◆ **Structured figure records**
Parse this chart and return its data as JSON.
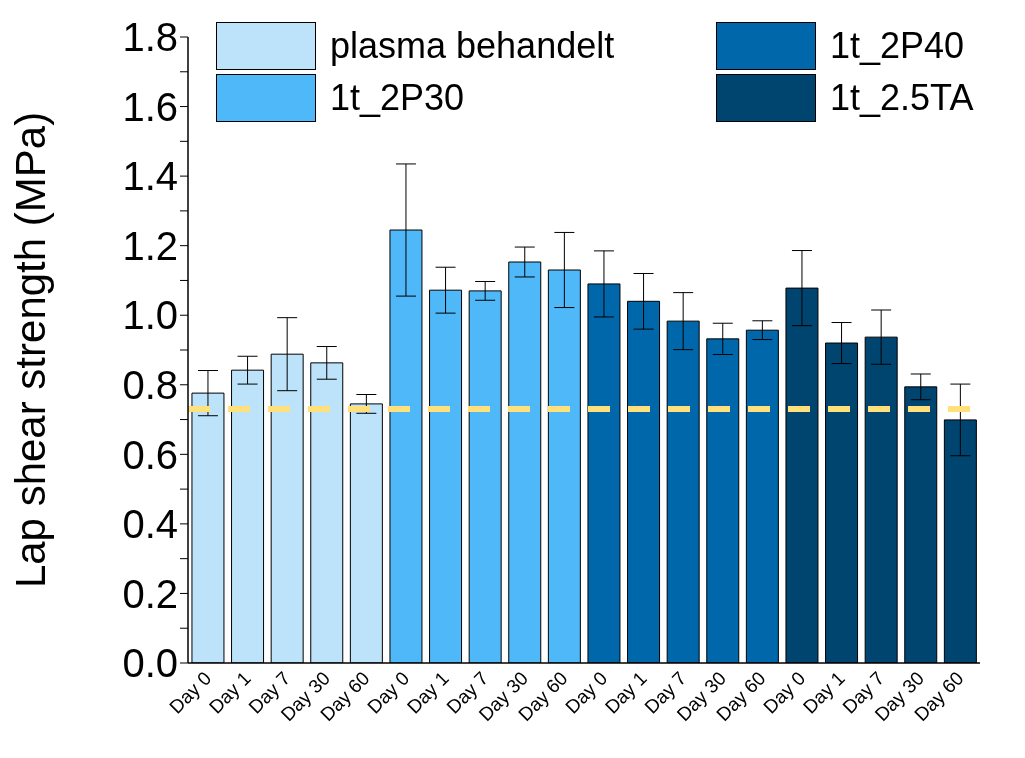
{
  "chart_data": {
    "type": "bar",
    "ylabel": "Lap shear strength (MPa)",
    "stacked": true,
    "legend": "top",
    "grid": false,
    "categories": [
      "Day 0",
      "Day 1",
      "Day 7",
      "Day 30",
      "Day 60",
      "Day 0",
      "Day 1",
      "Day 7",
      "Day 30",
      "Day 60",
      "Day 0",
      "Day 1",
      "Day 7",
      "Day 30",
      "Day 60",
      "Day 0",
      "Day 1",
      "Day 7",
      "Day 30",
      "Day 60"
    ],
    "series": [
      {
        "name": "plasma behandelt",
        "color": "#bde3fb",
        "values": [
          0.776,
          0.842,
          0.888,
          0.863,
          0.745,
          null,
          null,
          null,
          null,
          null,
          null,
          null,
          null,
          null,
          null,
          null,
          null,
          null,
          null,
          null
        ],
        "errors": [
          0.065,
          0.04,
          0.105,
          0.047,
          0.027,
          null,
          null,
          null,
          null,
          null,
          null,
          null,
          null,
          null,
          null,
          null,
          null,
          null,
          null,
          null
        ]
      },
      {
        "name": "1t_2P30",
        "color": "#4fb8f8",
        "values": [
          null,
          null,
          null,
          null,
          null,
          1.245,
          1.072,
          1.07,
          1.153,
          1.13,
          null,
          null,
          null,
          null,
          null,
          null,
          null,
          null,
          null,
          null
        ],
        "errors": [
          null,
          null,
          null,
          null,
          null,
          0.19,
          0.066,
          0.027,
          0.043,
          0.108,
          null,
          null,
          null,
          null,
          null,
          null,
          null,
          null,
          null,
          null
        ]
      },
      {
        "name": "1t_2P40",
        "color": "#0068aa",
        "values": [
          null,
          null,
          null,
          null,
          null,
          null,
          null,
          null,
          null,
          null,
          1.09,
          1.04,
          0.983,
          0.932,
          0.957,
          null,
          null,
          null,
          null,
          null
        ],
        "errors": [
          null,
          null,
          null,
          null,
          null,
          null,
          null,
          null,
          null,
          null,
          0.095,
          0.08,
          0.082,
          0.045,
          0.027,
          null,
          null,
          null,
          null,
          null
        ]
      },
      {
        "name": "1t_2.5TA",
        "color": "#004470",
        "values": [
          null,
          null,
          null,
          null,
          null,
          null,
          null,
          null,
          null,
          null,
          null,
          null,
          null,
          null,
          null,
          1.078,
          0.92,
          0.937,
          0.794,
          0.699
        ],
        "errors": [
          null,
          null,
          null,
          null,
          null,
          null,
          null,
          null,
          null,
          null,
          null,
          null,
          null,
          null,
          null,
          0.108,
          0.059,
          0.078,
          0.037,
          0.103
        ]
      }
    ],
    "ylim": [
      0,
      1.8
    ],
    "yticks": [
      {
        "value": 0,
        "label": "0.0"
      },
      {
        "value": 0.1,
        "label": null
      },
      {
        "value": 0.2,
        "label": "0.2"
      },
      {
        "value": 0.3,
        "label": null
      },
      {
        "value": 0.4,
        "label": "0.4"
      },
      {
        "value": 0.5,
        "label": null
      },
      {
        "value": 0.6,
        "label": "0.6"
      },
      {
        "value": 0.7,
        "label": null
      },
      {
        "value": 0.8,
        "label": "0.8"
      },
      {
        "value": 0.9,
        "label": null
      },
      {
        "value": 1.0,
        "label": "1.0"
      },
      {
        "value": 1.1,
        "label": null
      },
      {
        "value": 1.2,
        "label": "1.2"
      },
      {
        "value": 1.3,
        "label": null
      },
      {
        "value": 1.4,
        "label": "1.4"
      },
      {
        "value": 1.5,
        "label": null
      },
      {
        "value": 1.6,
        "label": "1.6"
      },
      {
        "value": 1.7,
        "label": null
      },
      {
        "value": 1.8,
        "label": "1.8"
      }
    ],
    "ref_lines": [
      {
        "axis": "y",
        "value": 0.73,
        "color": "#ffe07a",
        "line_style": "dashed"
      }
    ]
  }
}
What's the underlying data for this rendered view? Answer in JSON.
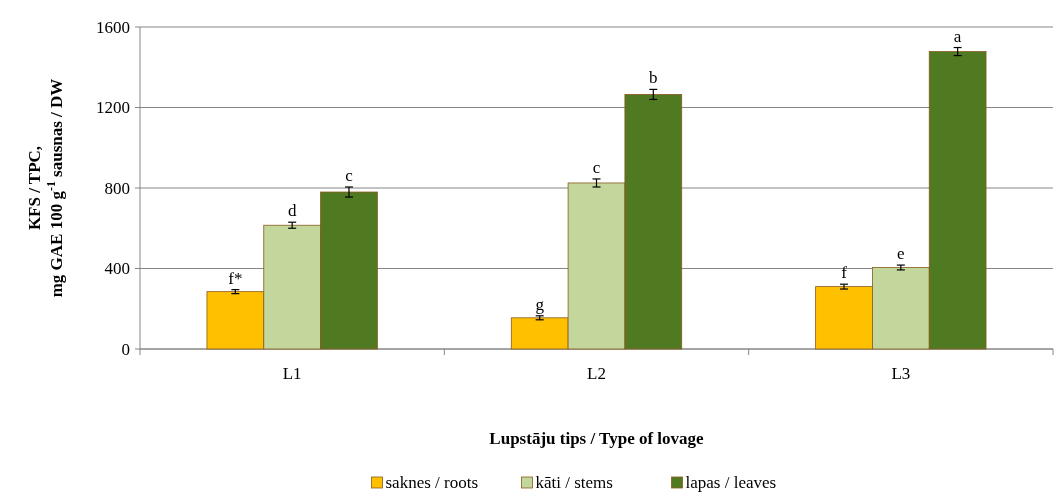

◆ **PROBLEM DETAILS**
Output every entry verbatim. Pictures do not belong in the copy.

◆ **RESPONSE TO THIS TASK**
Parse this chart and return its data as JSON.
{
  "chart_data": {
    "type": "bar",
    "ylabel": "Lap shear strength (MPa)",
    "stacked": true,
    "legend": "top",
    "grid": false,
    "categories": [
      "Day 0",
      "Day 1",
      "Day 7",
      "Day 30",
      "Day 60",
      "Day 0",
      "Day 1",
      "Day 7",
      "Day 30",
      "Day 60",
      "Day 0",
      "Day 1",
      "Day 7",
      "Day 30",
      "Day 60",
      "Day 0",
      "Day 1",
      "Day 7",
      "Day 30",
      "Day 60"
    ],
    "series": [
      {
        "name": "plasma behandelt",
        "color": "#bde3fb",
        "values": [
          0.776,
          0.842,
          0.888,
          0.863,
          0.745,
          null,
          null,
          null,
          null,
          null,
          null,
          null,
          null,
          null,
          null,
          null,
          null,
          null,
          null,
          null
        ],
        "errors": [
          0.065,
          0.04,
          0.105,
          0.047,
          0.027,
          null,
          null,
          null,
          null,
          null,
          null,
          null,
          null,
          null,
          null,
          null,
          null,
          null,
          null,
          null
        ]
      },
      {
        "name": "1t_2P30",
        "color": "#4fb8f8",
        "values": [
          null,
          null,
          null,
          null,
          null,
          1.245,
          1.072,
          1.07,
          1.153,
          1.13,
          null,
          null,
          null,
          null,
          null,
          null,
          null,
          null,
          null,
          null
        ],
        "errors": [
          null,
          null,
          null,
          null,
          null,
          0.19,
          0.066,
          0.027,
          0.043,
          0.108,
          null,
          null,
          null,
          null,
          null,
          null,
          null,
          null,
          null,
          null
        ]
      },
      {
        "name": "1t_2P40",
        "color": "#0068aa",
        "values": [
          null,
          null,
          null,
          null,
          null,
          null,
          null,
          null,
          null,
          null,
          1.09,
          1.04,
          0.983,
          0.932,
          0.957,
          null,
          null,
          null,
          null,
          null
        ],
        "errors": [
          null,
          null,
          null,
          null,
          null,
          null,
          null,
          null,
          null,
          null,
          0.095,
          0.08,
          0.082,
          0.045,
          0.027,
          null,
          null,
          null,
          null,
          null
        ]
      },
      {
        "name": "1t_2.5TA",
        "color": "#004470",
        "values": [
          null,
          null,
          null,
          null,
          null,
          null,
          null,
          null,
          null,
          null,
          null,
          null,
          null,
          null,
          null,
          1.078,
          0.92,
          0.937,
          0.794,
          0.699
        ],
        "errors": [
          null,
          null,
          null,
          null,
          null,
          null,
          null,
          null,
          null,
          null,
          null,
          null,
          null,
          null,
          null,
          0.108,
          0.059,
          0.078,
          0.037,
          0.103
        ]
      }
    ],
    "ylim": [
      0,
      1.8
    ],
    "yticks": [
      {
        "value": 0,
        "label": "0.0"
      },
      {
        "value": 0.1,
        "label": null
      },
      {
        "value": 0.2,
        "label": "0.2"
      },
      {
        "value": 0.3,
        "label": null
      },
      {
        "value": 0.4,
        "label": "0.4"
      },
      {
        "value": 0.5,
        "label": null
      },
      {
        "value": 0.6,
        "label": "0.6"
      },
      {
        "value": 0.7,
        "label": null
      },
      {
        "value": 0.8,
        "label": "0.8"
      },
      {
        "value": 0.9,
        "label": null
      },
      {
        "value": 1.0,
        "label": "1.0"
      },
      {
        "value": 1.1,
        "label": null
      },
      {
        "value": 1.2,
        "label": "1.2"
      },
      {
        "value": 1.3,
        "label": null
      },
      {
        "value": 1.4,
        "label": "1.4"
      },
      {
        "value": 1.5,
        "label": null
      },
      {
        "value": 1.6,
        "label": "1.6"
      },
      {
        "value": 1.7,
        "label": null
      },
      {
        "value": 1.8,
        "label": "1.8"
      }
    ],
    "ref_lines": [
      {
        "axis": "y",
        "value": 0.73,
        "color": "#ffe07a",
        "line_style": "dashed"
      }
    ]
  }
}
What's the underlying data for this rendered view? Answer in JSON.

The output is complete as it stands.